Work to be completed: Pull every line holding the string "Spartans" from the records below.

Dataset excerpts:
--- --- ---
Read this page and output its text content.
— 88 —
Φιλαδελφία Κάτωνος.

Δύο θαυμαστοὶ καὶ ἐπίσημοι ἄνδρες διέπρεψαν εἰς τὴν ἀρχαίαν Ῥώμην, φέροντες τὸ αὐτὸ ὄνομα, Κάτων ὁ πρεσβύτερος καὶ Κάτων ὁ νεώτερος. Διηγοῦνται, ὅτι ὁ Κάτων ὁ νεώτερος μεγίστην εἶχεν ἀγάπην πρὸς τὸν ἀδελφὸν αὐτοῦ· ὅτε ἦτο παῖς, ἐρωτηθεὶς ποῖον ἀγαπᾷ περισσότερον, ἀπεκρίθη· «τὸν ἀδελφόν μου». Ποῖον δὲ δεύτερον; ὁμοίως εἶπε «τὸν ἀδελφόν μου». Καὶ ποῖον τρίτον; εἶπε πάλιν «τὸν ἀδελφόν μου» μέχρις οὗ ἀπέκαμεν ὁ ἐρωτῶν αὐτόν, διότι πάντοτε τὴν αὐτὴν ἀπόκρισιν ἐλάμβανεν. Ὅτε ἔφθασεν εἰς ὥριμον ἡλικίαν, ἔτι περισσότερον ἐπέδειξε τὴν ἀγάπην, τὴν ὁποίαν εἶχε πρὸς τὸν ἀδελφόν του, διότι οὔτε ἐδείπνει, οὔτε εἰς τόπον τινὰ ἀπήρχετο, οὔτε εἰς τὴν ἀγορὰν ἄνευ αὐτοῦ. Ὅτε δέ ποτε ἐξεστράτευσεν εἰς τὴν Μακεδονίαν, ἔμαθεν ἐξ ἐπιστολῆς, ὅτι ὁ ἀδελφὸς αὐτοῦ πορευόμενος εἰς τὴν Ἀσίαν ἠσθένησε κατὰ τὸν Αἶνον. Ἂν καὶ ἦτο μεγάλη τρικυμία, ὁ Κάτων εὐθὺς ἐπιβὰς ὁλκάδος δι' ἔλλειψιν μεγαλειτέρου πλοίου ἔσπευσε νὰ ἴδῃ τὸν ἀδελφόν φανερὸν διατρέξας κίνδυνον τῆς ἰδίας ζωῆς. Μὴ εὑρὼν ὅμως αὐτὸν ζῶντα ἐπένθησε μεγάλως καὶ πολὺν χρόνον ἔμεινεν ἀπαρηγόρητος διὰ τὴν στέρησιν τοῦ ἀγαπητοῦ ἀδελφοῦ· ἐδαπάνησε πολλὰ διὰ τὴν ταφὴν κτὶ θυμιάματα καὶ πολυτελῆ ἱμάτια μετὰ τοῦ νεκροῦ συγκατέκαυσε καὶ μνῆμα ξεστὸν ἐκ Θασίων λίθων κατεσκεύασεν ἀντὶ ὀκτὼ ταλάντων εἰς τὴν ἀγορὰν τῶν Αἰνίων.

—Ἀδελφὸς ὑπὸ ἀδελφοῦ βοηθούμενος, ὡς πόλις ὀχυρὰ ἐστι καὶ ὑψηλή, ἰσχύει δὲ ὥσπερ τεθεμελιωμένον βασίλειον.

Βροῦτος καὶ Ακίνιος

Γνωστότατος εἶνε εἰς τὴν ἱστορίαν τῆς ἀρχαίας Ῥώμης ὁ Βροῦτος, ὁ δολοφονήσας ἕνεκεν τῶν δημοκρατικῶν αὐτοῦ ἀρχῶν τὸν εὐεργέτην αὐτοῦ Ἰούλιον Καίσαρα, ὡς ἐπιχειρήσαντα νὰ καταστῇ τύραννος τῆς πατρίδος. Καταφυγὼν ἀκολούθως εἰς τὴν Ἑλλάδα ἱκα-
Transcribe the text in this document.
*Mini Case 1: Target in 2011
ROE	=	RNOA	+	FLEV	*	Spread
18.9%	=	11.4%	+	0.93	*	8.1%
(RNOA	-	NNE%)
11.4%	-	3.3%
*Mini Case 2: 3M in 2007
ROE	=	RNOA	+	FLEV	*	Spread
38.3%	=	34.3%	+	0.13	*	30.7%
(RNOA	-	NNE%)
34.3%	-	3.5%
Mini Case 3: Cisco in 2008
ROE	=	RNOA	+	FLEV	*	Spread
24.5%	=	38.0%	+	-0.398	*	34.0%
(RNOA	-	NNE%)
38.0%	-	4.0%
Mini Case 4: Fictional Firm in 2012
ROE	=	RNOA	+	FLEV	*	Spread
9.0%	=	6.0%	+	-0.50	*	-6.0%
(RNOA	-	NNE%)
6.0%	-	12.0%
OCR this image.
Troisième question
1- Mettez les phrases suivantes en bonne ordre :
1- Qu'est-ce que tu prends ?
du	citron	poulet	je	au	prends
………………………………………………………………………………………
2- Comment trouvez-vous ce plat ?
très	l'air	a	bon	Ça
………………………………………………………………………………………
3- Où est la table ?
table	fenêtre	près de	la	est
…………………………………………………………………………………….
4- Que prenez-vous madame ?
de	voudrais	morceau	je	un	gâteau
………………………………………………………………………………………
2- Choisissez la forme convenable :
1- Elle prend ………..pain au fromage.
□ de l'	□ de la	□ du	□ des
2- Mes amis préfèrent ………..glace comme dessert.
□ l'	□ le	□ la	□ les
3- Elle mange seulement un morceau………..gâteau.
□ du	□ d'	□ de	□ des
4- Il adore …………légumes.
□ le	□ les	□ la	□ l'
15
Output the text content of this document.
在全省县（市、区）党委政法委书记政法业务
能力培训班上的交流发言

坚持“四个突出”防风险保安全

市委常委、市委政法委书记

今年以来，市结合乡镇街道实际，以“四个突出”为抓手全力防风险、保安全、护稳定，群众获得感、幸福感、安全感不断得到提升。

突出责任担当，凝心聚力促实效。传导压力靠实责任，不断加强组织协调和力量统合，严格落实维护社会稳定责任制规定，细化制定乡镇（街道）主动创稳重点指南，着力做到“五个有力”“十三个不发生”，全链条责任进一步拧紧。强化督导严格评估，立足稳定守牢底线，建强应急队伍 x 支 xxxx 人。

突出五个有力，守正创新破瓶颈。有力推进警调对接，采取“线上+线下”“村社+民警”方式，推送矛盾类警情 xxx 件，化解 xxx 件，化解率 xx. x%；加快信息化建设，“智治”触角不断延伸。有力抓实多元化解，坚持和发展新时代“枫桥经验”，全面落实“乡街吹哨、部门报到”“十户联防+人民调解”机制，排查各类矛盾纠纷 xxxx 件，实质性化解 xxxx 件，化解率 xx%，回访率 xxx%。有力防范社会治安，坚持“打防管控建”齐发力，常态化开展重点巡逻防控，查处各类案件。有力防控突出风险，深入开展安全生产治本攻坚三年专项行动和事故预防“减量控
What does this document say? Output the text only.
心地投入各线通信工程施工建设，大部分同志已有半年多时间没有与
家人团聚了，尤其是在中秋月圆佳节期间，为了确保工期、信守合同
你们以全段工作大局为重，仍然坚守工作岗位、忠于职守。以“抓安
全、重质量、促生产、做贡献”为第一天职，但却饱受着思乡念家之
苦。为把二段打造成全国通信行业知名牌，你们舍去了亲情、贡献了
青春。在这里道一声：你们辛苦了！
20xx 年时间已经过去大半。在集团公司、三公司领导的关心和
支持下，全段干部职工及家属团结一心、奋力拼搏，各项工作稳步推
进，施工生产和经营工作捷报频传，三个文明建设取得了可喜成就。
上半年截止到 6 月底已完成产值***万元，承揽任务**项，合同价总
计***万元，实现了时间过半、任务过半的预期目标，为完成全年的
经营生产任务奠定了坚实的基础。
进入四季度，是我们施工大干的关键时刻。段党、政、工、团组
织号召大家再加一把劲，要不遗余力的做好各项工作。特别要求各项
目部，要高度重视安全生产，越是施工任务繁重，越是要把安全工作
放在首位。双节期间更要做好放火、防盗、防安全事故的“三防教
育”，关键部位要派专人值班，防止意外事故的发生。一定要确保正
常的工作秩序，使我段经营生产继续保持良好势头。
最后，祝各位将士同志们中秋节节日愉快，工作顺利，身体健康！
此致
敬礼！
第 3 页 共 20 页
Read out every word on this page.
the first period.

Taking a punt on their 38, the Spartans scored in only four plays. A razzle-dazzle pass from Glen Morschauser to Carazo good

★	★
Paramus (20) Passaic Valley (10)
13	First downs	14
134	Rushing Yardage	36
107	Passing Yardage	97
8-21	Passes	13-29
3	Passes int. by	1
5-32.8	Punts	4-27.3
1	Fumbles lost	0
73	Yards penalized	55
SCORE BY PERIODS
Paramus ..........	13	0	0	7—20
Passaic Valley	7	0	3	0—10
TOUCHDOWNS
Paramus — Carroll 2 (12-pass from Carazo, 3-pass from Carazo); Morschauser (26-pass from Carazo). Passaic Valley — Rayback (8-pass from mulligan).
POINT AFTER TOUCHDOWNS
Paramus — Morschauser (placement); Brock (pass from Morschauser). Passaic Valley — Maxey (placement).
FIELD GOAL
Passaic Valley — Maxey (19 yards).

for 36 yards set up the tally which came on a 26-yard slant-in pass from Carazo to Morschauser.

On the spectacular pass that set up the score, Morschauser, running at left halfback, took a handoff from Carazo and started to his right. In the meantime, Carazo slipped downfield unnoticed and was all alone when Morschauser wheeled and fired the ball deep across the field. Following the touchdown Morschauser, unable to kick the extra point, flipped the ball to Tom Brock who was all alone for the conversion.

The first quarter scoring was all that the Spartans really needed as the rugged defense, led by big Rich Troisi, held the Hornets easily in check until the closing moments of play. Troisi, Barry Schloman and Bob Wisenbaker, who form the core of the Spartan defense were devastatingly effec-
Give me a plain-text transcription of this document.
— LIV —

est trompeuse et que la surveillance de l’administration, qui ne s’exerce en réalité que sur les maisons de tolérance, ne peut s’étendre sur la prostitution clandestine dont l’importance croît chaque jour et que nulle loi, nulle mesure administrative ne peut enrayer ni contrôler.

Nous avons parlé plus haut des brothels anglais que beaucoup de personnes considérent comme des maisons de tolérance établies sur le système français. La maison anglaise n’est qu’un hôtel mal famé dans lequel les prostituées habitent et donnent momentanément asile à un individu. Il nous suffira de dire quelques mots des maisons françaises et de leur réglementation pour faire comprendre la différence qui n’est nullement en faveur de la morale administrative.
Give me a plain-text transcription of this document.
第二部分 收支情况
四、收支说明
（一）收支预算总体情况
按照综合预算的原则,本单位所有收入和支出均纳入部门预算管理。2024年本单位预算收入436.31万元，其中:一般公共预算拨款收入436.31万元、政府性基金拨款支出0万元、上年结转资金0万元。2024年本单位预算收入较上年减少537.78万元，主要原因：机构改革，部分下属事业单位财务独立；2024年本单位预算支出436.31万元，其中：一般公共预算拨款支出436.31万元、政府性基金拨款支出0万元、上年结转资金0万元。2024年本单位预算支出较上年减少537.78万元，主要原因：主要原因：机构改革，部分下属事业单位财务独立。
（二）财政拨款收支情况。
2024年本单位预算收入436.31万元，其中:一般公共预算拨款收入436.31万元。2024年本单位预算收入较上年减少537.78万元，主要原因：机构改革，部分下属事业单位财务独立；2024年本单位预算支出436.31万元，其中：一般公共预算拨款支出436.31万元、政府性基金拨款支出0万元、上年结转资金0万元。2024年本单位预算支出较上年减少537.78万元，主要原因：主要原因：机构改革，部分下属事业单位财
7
--- --- ---
Exercise output:
Taking a punt on their 38, the Spartans scored in only four plays. A razzle-dazzle pass from Glen Morschauser to Carazo good
The first quarter scoring was all that the Spartans really needed as the rugged defense, led by big Rich Troisi, held the Hornets easily in check until the closing moments of play. Troisi, Barry Schloman and Bob Wisenbaker, who form the core of the Spartan defense were devastatingly effec-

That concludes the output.